# start of RECORDS FOR PROCESSING
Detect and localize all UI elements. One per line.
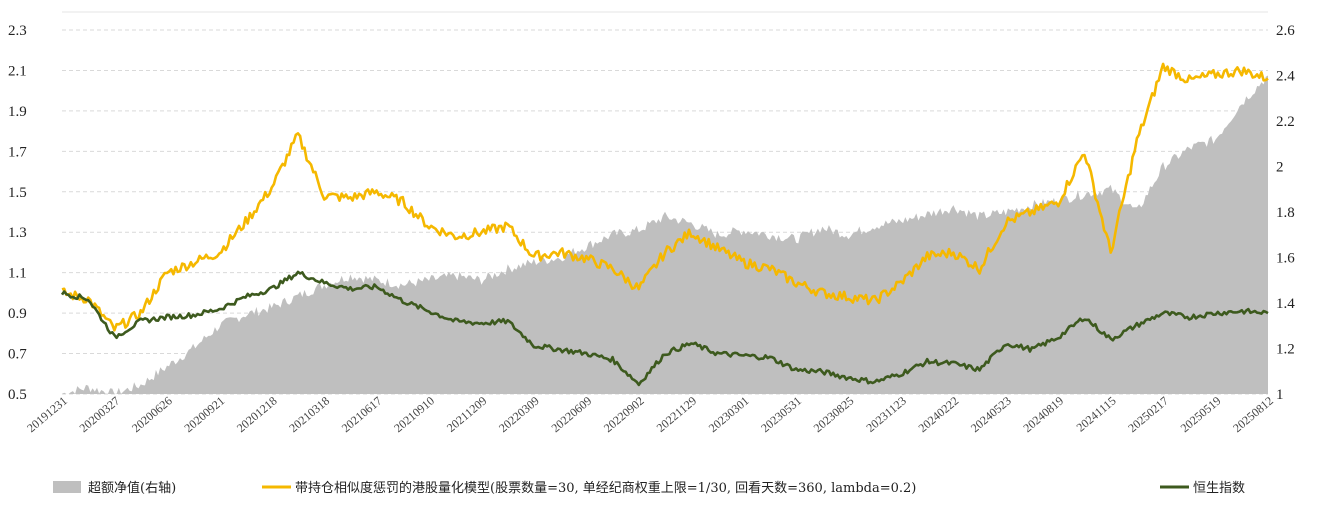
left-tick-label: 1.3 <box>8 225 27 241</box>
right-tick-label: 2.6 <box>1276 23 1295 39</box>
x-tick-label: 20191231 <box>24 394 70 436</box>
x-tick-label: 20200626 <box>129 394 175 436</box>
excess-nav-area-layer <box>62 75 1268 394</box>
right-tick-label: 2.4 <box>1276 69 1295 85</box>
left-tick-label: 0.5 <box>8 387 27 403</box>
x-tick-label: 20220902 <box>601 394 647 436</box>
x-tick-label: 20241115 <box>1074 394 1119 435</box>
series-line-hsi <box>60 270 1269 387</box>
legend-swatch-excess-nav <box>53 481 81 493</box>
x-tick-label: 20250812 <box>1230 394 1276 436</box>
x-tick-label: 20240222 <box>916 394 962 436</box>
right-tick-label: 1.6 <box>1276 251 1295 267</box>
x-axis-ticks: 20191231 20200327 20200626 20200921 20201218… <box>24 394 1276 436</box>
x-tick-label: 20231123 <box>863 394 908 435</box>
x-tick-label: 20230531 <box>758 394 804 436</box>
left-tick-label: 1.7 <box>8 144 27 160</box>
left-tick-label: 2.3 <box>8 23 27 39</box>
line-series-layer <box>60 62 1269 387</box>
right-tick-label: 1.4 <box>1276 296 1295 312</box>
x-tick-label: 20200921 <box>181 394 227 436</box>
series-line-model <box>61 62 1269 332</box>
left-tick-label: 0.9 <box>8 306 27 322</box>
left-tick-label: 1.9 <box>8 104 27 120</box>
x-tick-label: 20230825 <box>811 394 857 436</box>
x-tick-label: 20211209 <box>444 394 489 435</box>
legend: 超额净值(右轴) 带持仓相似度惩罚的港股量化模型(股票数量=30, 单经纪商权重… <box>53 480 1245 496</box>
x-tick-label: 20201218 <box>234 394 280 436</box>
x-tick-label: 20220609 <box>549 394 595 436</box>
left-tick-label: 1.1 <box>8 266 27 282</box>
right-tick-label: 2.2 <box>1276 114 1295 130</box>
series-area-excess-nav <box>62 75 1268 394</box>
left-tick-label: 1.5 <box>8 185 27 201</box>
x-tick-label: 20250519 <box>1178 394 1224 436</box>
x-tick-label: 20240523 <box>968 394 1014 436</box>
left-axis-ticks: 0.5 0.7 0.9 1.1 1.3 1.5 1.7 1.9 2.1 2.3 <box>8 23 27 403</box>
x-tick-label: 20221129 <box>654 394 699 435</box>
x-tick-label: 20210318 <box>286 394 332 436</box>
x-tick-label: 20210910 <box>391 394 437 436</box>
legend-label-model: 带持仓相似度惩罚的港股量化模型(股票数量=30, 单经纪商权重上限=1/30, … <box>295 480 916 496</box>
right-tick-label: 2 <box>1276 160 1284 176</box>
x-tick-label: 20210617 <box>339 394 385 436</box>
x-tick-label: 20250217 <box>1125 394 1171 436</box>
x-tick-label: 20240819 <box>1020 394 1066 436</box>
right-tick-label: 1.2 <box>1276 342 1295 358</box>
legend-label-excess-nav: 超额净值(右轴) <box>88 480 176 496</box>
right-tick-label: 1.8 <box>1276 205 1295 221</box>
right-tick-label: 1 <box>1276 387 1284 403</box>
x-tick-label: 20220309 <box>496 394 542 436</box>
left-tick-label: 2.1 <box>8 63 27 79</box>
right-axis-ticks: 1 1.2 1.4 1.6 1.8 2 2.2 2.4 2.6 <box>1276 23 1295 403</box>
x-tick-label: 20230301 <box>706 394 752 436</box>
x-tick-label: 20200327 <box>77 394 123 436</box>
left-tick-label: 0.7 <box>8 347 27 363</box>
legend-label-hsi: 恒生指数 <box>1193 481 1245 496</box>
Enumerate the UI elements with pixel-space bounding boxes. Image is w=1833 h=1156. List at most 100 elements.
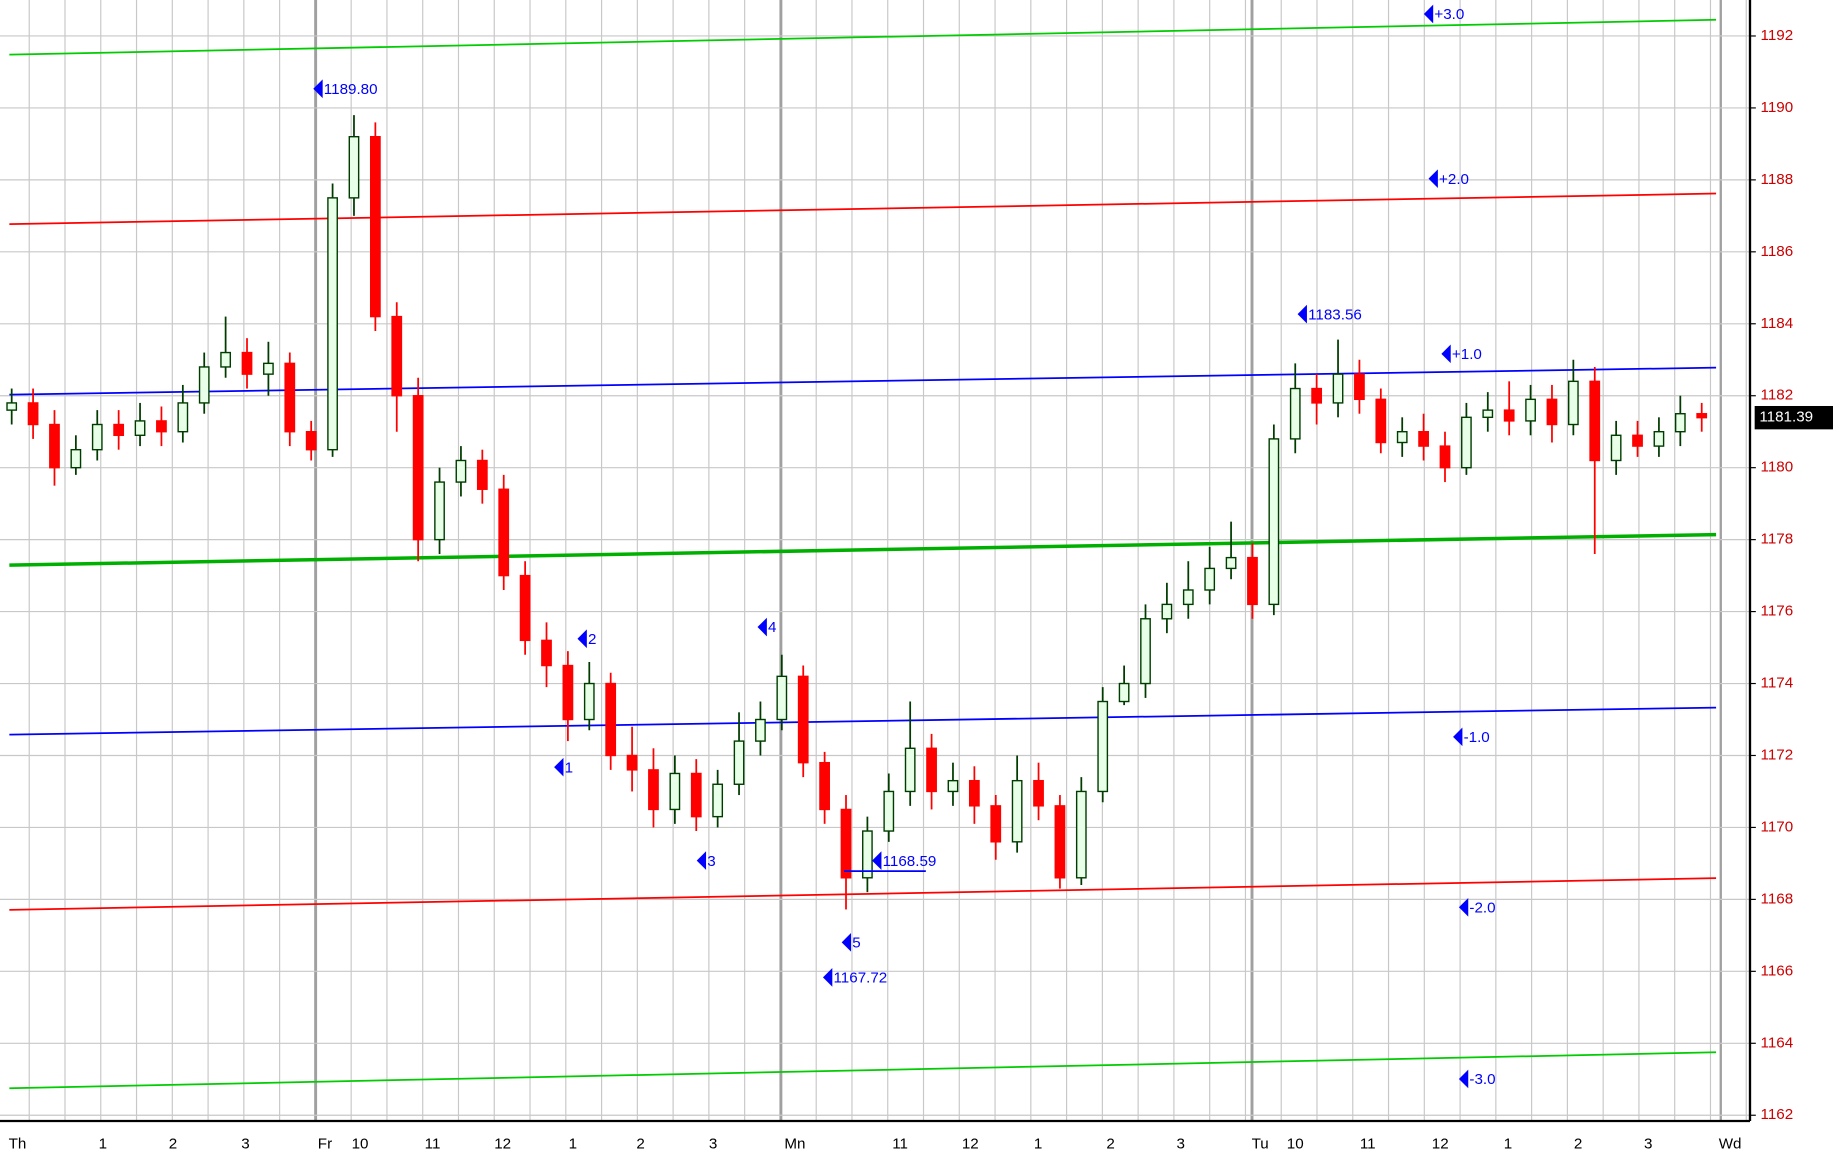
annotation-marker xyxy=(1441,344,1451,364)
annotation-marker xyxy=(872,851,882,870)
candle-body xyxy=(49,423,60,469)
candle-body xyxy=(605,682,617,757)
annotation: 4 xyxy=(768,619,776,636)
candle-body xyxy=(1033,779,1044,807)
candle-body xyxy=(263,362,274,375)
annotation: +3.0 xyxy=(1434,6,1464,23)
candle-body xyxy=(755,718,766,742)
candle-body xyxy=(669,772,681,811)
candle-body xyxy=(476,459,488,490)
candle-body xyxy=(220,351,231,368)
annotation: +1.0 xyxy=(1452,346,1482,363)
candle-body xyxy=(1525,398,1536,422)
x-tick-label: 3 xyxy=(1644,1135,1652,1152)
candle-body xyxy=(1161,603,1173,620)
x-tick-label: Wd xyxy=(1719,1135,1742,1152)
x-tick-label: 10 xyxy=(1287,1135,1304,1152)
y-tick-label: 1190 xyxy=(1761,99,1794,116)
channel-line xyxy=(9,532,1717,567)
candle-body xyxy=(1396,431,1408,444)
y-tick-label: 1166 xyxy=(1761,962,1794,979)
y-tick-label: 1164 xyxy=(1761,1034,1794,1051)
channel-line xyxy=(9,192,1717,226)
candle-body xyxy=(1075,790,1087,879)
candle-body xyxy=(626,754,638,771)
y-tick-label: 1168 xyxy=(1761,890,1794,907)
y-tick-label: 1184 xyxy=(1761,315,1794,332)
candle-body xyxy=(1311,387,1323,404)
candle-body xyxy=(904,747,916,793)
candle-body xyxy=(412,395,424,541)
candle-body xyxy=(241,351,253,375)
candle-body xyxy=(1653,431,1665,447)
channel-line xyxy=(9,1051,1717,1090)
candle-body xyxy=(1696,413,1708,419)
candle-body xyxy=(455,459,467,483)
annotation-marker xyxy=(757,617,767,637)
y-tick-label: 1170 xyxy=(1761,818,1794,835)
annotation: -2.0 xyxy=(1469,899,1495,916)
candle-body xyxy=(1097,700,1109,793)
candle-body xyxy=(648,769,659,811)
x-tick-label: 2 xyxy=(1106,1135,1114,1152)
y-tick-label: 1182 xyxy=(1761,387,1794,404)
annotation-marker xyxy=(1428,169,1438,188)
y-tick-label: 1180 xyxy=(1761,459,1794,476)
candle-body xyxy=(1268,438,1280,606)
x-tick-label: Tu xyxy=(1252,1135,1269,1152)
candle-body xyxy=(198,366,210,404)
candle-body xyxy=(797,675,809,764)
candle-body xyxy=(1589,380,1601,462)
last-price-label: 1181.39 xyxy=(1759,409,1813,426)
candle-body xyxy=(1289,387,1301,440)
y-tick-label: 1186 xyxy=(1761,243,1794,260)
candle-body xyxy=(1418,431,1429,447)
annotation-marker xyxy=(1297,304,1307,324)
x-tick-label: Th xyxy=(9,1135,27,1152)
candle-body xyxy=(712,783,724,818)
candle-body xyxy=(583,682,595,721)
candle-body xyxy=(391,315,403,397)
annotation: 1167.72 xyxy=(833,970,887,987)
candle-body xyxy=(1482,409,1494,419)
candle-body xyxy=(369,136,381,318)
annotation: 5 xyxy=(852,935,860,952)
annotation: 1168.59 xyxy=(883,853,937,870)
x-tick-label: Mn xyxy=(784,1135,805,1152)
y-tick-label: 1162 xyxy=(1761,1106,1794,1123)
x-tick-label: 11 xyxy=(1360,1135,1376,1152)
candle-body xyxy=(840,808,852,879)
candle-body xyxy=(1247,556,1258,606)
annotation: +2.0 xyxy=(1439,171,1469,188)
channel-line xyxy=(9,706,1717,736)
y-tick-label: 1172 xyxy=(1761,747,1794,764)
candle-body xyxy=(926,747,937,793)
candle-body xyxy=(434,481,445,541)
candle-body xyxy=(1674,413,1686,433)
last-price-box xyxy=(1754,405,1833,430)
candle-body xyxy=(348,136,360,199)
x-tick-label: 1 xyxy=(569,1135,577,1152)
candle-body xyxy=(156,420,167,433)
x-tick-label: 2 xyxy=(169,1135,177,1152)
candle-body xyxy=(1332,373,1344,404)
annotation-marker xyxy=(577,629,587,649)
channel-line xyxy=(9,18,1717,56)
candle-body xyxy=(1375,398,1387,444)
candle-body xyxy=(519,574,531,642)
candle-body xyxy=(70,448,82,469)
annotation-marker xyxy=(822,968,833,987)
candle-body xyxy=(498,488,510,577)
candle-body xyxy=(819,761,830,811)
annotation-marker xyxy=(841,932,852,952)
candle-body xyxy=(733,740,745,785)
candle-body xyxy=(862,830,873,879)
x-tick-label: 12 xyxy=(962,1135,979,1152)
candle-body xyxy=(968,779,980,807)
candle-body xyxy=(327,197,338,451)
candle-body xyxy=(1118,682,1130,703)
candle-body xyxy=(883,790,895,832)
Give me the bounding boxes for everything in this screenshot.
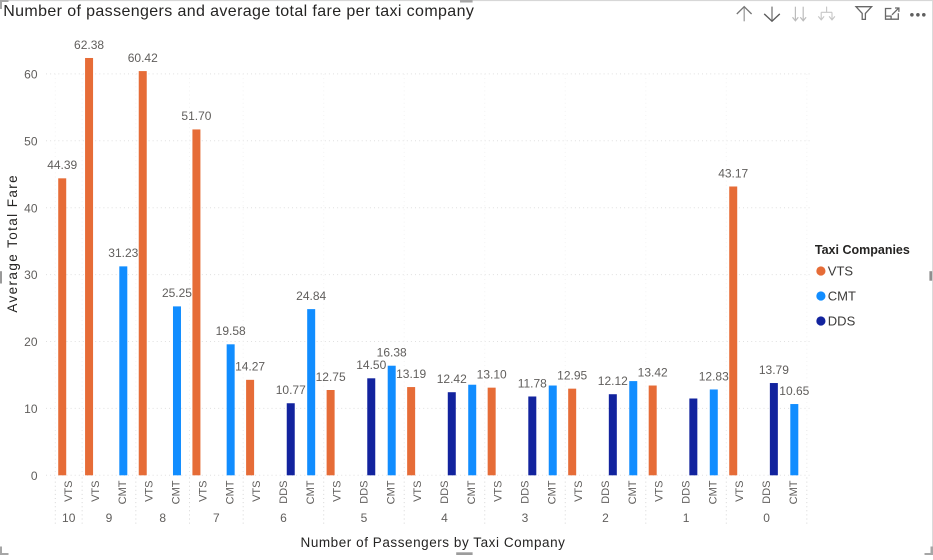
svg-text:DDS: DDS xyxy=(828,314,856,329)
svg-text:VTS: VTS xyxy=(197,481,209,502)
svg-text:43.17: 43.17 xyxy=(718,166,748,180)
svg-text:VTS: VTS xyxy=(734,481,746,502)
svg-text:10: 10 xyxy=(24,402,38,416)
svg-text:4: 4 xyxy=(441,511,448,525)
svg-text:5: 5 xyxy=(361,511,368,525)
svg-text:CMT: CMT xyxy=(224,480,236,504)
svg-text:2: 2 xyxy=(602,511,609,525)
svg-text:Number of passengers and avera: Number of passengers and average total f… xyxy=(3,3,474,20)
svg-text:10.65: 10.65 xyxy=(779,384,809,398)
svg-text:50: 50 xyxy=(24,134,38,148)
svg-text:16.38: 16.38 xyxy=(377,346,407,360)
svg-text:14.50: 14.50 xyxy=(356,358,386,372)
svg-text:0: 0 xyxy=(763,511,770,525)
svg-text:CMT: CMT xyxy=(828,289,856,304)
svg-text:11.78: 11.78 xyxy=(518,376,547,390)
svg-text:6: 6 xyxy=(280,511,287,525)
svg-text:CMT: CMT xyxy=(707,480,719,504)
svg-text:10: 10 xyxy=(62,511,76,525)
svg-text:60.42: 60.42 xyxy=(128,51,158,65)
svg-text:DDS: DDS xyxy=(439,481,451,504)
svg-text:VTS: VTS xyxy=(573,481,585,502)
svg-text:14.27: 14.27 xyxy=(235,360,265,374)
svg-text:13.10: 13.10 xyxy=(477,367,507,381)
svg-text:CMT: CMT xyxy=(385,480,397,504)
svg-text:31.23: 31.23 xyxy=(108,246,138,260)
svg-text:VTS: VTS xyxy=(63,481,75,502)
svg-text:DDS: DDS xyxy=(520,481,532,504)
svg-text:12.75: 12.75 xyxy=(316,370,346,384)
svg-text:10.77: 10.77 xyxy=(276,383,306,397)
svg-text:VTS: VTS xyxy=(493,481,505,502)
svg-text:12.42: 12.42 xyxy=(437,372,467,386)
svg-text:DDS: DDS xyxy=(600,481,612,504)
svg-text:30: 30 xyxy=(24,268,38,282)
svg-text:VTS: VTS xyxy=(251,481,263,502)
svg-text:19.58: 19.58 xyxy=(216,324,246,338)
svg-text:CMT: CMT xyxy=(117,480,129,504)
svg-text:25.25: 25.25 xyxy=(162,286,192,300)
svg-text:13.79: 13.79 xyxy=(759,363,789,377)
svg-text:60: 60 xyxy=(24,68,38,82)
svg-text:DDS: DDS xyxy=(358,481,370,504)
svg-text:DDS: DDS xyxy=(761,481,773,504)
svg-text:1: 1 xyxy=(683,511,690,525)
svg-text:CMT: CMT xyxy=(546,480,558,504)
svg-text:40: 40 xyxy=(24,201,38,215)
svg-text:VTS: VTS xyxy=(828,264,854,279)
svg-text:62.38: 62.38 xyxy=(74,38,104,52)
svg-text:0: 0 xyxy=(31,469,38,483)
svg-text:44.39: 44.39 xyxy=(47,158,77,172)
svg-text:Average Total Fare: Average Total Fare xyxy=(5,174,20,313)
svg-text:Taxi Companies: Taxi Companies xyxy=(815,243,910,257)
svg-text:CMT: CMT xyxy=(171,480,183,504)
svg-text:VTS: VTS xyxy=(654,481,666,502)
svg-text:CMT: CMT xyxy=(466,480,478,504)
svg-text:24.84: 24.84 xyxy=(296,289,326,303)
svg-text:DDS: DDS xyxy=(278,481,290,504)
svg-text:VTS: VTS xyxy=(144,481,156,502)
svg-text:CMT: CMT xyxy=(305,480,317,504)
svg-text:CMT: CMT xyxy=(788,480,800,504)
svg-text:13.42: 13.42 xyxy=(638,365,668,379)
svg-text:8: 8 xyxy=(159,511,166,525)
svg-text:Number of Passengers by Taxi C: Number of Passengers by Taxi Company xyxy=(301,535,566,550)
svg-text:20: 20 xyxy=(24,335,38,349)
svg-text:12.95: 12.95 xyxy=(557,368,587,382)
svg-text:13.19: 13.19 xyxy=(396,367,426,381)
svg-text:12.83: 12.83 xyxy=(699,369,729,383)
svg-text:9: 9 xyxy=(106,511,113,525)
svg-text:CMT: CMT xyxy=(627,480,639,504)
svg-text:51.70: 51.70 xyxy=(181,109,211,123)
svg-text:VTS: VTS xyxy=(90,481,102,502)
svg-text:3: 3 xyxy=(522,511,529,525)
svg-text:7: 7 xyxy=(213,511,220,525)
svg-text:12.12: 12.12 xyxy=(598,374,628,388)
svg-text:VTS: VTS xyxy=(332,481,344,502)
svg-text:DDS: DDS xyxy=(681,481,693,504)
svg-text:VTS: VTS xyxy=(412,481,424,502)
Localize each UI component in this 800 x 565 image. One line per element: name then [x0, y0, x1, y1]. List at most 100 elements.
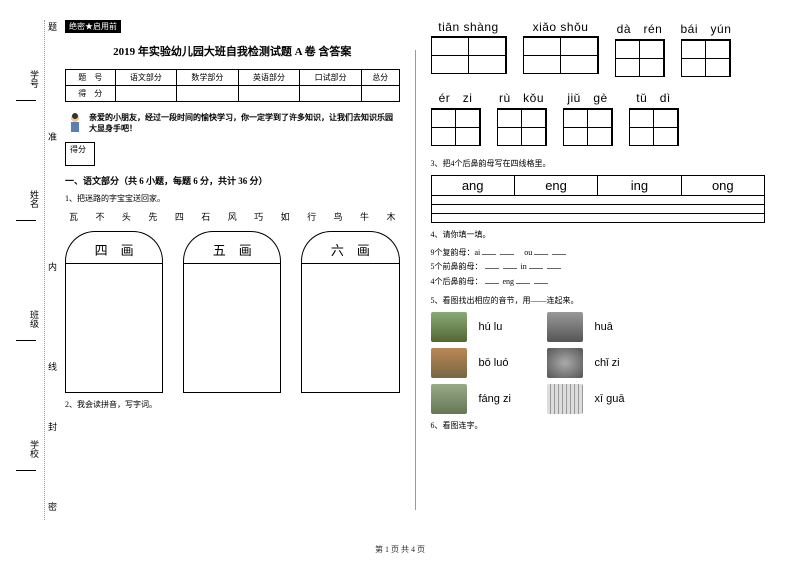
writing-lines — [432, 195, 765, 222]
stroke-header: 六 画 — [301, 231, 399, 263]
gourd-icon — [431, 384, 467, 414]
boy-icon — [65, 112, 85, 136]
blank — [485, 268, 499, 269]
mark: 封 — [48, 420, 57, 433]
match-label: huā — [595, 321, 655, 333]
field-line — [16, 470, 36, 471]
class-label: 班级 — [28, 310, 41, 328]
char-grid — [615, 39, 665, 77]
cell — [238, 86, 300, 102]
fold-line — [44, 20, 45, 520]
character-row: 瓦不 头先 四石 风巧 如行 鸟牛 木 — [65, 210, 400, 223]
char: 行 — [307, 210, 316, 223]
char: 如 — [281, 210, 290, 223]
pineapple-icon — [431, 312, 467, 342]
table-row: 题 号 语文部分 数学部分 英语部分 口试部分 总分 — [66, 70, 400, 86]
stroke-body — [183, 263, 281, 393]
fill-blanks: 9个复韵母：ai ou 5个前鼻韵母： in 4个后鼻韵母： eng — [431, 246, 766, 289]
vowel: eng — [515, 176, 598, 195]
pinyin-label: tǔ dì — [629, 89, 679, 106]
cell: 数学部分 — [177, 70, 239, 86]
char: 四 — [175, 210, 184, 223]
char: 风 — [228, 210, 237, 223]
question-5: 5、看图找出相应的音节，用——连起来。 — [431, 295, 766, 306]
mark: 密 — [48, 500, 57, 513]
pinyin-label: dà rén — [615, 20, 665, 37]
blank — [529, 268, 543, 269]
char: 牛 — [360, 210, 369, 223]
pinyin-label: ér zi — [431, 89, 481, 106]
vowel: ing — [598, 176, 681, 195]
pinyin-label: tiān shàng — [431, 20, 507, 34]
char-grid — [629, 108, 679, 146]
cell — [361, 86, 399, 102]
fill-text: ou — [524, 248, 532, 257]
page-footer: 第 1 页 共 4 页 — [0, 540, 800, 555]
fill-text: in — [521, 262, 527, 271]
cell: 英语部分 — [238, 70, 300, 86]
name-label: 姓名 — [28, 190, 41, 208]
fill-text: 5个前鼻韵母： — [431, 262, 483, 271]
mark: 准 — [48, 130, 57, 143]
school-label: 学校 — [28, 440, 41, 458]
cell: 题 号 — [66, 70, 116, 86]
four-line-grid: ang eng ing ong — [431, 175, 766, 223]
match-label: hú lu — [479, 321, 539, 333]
# end of RECORDS FOR PROCESSING
▶ **TASK REQUIREMENTS**
Return the items from the line with "svg-text:DDS: DDS xyxy=(828,314,856,329)" up to and including the line with "svg-text:0: 0 xyxy=(763,511,770,525)", reproducing each line unchanged.

▶ **OUTPUT FOR THIS TASK**
svg-text:DDS: DDS xyxy=(828,314,856,329)
svg-text:VTS: VTS xyxy=(197,481,209,502)
svg-text:43.17: 43.17 xyxy=(718,166,748,180)
svg-text:VTS: VTS xyxy=(734,481,746,502)
svg-text:10: 10 xyxy=(24,402,38,416)
svg-text:4: 4 xyxy=(441,511,448,525)
svg-text:5: 5 xyxy=(361,511,368,525)
svg-text:CMT: CMT xyxy=(224,480,236,504)
svg-text:2: 2 xyxy=(602,511,609,525)
svg-text:Number of passengers and avera: Number of passengers and average total f… xyxy=(3,3,474,20)
svg-text:10.65: 10.65 xyxy=(779,384,809,398)
svg-text:50: 50 xyxy=(24,134,38,148)
svg-text:16.38: 16.38 xyxy=(377,346,407,360)
svg-text:14.50: 14.50 xyxy=(356,358,386,372)
svg-text:0: 0 xyxy=(763,511,770,525)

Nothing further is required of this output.